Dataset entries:

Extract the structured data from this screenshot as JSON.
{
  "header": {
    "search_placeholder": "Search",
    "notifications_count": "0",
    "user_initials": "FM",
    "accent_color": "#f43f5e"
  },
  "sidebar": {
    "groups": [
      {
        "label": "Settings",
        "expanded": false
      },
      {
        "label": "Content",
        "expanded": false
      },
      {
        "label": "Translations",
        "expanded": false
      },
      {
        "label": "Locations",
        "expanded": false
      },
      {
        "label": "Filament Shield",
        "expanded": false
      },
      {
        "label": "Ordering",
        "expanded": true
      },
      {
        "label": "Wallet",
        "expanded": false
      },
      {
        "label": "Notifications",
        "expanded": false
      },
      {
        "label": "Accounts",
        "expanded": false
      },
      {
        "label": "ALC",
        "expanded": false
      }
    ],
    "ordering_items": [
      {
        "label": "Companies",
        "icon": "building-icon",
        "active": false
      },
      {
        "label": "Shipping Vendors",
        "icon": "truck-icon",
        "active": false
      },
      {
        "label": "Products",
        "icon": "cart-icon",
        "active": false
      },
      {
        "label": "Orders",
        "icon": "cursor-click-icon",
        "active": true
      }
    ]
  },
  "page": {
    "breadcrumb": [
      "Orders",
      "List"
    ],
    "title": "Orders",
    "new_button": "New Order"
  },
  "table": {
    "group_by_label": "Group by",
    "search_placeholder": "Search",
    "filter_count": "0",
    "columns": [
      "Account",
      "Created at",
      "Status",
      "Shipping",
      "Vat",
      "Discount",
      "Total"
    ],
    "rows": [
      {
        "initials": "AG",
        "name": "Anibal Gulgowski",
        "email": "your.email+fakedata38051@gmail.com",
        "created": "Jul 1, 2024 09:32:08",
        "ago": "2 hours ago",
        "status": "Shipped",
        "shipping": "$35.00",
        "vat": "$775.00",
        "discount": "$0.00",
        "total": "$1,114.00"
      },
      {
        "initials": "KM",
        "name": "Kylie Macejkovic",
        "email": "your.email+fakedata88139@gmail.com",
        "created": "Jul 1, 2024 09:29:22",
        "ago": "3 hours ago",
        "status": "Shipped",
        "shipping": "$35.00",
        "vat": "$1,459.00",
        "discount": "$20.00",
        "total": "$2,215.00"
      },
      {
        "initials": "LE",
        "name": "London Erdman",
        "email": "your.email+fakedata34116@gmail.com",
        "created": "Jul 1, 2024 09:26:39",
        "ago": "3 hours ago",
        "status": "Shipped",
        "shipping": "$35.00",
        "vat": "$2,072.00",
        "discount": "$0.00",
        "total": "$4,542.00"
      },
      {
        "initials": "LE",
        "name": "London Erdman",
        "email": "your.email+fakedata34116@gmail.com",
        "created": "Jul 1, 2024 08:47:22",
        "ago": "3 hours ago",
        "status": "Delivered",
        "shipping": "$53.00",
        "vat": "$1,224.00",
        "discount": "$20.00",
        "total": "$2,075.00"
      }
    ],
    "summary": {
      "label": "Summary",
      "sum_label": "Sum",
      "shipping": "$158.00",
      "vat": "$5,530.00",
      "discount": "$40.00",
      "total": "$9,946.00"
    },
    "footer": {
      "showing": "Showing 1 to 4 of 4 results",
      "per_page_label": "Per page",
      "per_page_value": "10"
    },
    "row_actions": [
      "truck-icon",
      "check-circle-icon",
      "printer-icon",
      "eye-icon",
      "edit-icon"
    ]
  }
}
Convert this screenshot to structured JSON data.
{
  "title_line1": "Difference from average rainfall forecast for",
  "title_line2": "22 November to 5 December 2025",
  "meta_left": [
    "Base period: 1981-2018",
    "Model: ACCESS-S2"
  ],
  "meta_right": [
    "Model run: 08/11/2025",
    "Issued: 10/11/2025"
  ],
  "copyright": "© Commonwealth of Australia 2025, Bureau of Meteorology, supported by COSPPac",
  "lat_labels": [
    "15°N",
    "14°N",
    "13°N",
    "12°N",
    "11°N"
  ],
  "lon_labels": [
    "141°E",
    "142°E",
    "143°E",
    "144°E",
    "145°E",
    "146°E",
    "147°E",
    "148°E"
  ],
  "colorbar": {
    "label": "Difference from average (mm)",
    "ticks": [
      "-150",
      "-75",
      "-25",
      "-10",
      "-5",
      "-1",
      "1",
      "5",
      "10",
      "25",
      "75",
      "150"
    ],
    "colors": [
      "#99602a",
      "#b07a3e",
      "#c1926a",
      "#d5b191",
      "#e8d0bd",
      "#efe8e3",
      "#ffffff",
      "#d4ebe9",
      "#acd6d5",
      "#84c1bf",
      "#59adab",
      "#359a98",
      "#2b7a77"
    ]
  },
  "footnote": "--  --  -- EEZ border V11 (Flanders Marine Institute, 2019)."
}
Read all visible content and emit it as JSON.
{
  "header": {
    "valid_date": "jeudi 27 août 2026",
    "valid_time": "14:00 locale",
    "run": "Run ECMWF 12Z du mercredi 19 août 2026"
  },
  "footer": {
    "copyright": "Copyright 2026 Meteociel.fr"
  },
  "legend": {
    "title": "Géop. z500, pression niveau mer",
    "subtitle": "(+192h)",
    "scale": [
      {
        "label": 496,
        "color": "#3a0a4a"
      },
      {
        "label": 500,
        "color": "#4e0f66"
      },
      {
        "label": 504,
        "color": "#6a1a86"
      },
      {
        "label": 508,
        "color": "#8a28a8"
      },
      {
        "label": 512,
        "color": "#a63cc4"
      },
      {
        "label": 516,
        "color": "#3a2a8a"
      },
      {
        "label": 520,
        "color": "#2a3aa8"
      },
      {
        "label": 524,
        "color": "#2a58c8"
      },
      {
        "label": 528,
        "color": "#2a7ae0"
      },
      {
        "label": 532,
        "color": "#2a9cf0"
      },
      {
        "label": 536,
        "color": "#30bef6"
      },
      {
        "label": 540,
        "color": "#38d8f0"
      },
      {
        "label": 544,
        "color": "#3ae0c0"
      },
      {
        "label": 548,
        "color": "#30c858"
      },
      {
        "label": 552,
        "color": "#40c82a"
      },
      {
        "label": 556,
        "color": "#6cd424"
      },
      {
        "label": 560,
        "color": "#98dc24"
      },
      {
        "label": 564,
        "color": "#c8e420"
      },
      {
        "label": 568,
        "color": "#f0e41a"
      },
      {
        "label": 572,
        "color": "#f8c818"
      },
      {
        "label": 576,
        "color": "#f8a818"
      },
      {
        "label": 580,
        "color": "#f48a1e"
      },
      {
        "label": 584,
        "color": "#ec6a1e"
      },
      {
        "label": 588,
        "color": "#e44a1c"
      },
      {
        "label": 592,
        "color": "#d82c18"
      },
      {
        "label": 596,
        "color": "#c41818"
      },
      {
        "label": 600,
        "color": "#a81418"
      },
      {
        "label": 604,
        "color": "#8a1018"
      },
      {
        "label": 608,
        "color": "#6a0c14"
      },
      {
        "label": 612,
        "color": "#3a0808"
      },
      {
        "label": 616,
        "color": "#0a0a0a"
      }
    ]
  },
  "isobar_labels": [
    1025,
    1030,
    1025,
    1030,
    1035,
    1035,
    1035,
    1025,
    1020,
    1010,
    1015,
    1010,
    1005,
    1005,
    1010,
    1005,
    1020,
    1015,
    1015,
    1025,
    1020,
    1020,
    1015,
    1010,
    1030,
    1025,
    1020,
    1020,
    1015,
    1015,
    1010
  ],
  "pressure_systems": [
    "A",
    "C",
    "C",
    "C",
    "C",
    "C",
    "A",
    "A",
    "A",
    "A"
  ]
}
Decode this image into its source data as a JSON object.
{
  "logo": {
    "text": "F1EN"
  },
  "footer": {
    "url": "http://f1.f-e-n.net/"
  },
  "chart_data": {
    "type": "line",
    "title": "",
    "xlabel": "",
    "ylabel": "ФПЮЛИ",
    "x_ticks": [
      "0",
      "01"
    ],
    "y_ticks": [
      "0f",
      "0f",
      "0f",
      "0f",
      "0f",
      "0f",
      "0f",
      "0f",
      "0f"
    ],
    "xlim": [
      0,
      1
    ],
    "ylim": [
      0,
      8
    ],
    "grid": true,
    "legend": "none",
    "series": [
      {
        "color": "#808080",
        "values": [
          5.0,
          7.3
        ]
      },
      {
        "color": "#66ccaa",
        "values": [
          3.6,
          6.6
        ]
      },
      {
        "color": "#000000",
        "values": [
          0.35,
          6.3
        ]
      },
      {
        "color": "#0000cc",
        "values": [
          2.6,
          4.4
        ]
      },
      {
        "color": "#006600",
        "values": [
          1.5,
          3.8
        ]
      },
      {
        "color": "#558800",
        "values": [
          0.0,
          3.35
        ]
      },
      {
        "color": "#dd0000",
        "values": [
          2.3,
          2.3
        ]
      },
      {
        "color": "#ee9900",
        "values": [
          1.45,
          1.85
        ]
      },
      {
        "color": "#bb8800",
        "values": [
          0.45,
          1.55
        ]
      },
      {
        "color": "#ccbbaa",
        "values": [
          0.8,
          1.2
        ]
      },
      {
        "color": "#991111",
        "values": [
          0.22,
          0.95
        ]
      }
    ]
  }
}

* **EXERCISE DIRECTIONS**: Some lines of the data may hold the word "JSON". Say how many do, with nothing else.

* **RESULT OF THE EXERCISE**: 4